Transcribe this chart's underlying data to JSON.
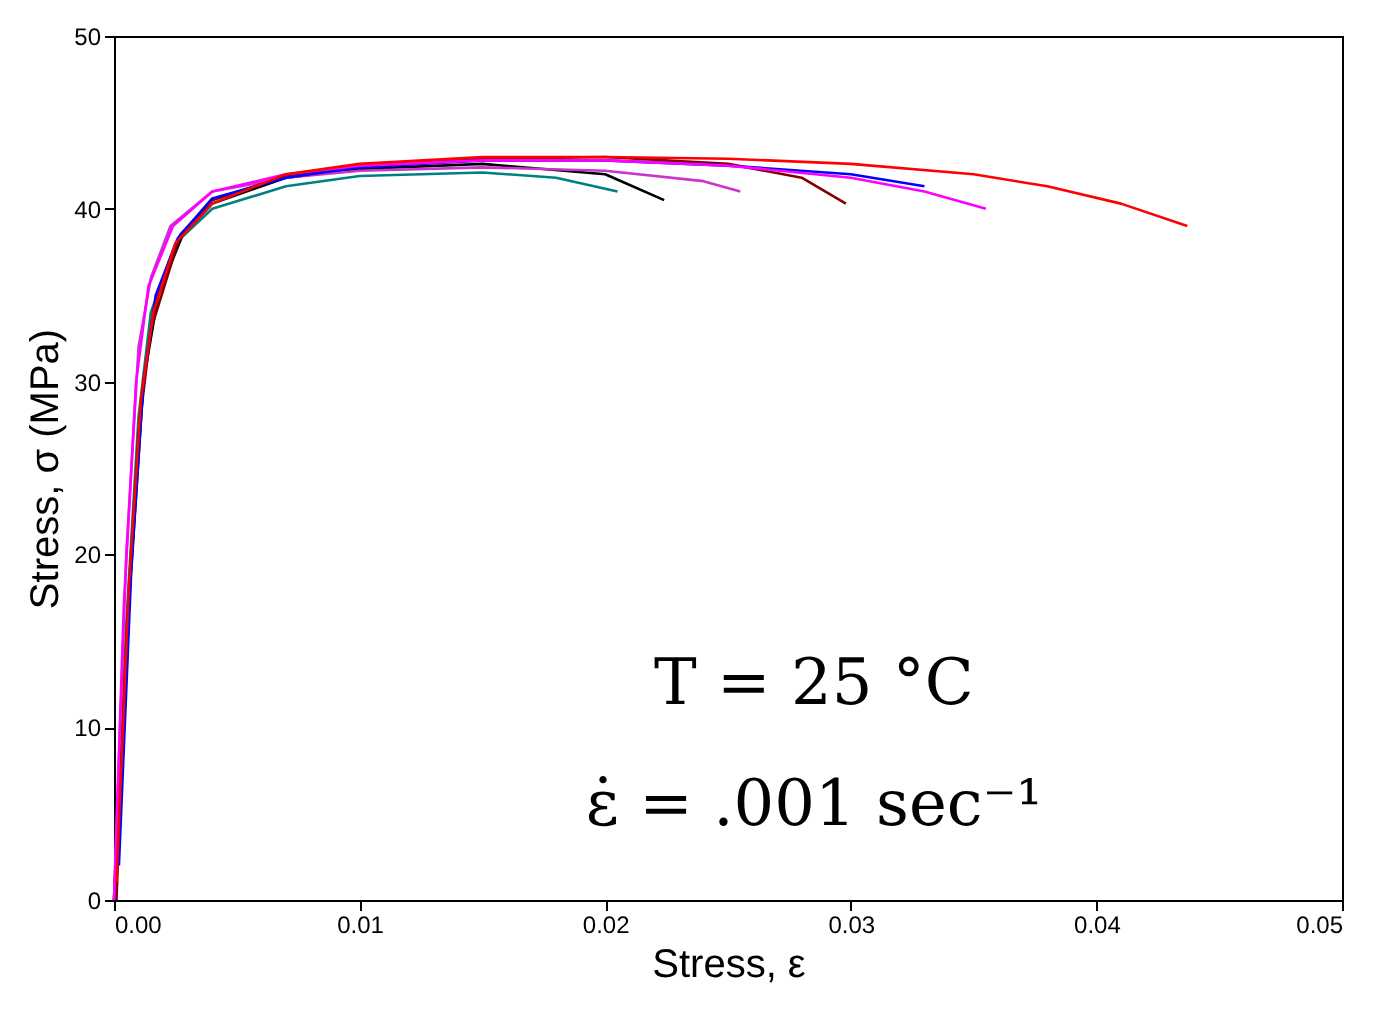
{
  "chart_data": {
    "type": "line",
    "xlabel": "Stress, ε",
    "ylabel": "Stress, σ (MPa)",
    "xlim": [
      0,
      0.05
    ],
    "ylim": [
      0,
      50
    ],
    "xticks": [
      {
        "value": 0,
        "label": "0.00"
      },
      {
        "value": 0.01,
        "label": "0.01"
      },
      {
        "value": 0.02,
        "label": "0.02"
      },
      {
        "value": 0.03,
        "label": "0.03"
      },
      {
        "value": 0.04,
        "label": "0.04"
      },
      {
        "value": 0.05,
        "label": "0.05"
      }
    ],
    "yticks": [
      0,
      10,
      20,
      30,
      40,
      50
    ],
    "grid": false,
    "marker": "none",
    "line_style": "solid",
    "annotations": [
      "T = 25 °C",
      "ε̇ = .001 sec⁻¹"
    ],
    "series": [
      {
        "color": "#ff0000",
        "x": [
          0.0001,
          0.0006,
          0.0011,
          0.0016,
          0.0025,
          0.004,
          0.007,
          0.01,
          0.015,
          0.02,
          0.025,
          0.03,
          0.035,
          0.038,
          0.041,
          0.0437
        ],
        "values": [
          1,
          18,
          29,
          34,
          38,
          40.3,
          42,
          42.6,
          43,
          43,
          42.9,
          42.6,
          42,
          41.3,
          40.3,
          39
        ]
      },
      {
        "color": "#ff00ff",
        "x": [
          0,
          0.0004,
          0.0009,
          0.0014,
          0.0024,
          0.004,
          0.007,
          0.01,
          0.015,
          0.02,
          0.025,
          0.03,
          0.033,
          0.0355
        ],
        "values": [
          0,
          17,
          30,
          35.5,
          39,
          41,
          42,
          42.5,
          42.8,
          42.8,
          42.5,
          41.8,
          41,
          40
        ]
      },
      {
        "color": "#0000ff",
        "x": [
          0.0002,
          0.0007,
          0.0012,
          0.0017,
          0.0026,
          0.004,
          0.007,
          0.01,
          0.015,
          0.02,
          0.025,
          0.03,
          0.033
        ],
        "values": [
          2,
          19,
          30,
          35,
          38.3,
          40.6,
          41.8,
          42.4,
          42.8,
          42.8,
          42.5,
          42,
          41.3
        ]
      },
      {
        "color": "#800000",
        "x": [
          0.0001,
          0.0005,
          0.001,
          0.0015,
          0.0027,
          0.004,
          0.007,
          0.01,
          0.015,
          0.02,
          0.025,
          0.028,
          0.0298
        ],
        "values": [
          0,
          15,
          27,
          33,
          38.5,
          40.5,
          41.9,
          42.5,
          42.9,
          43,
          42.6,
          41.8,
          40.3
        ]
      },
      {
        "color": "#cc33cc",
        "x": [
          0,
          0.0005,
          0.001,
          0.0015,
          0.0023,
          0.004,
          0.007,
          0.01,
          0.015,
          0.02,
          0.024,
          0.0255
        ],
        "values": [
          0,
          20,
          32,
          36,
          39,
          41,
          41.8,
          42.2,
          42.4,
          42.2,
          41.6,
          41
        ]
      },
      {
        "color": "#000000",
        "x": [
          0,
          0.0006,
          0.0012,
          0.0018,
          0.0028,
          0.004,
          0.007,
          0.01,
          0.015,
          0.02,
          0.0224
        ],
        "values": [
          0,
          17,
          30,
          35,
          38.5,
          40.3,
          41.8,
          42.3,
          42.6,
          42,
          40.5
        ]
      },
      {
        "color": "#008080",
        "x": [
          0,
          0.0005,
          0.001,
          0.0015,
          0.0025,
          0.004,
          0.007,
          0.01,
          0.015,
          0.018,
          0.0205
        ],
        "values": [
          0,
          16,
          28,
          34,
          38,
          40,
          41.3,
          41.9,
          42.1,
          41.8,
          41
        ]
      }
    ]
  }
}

****************************************

→ Stated goal
Identify all lines where the word "color" shows up. Copy them.

→ Answer to the problem
        "color": "#ff0000",
        "color": "#ff00ff",
        "color": "#0000ff",
        "color": "#800000",
        "color": "#cc33cc",
        "color": "#000000",
        "color": "#008080",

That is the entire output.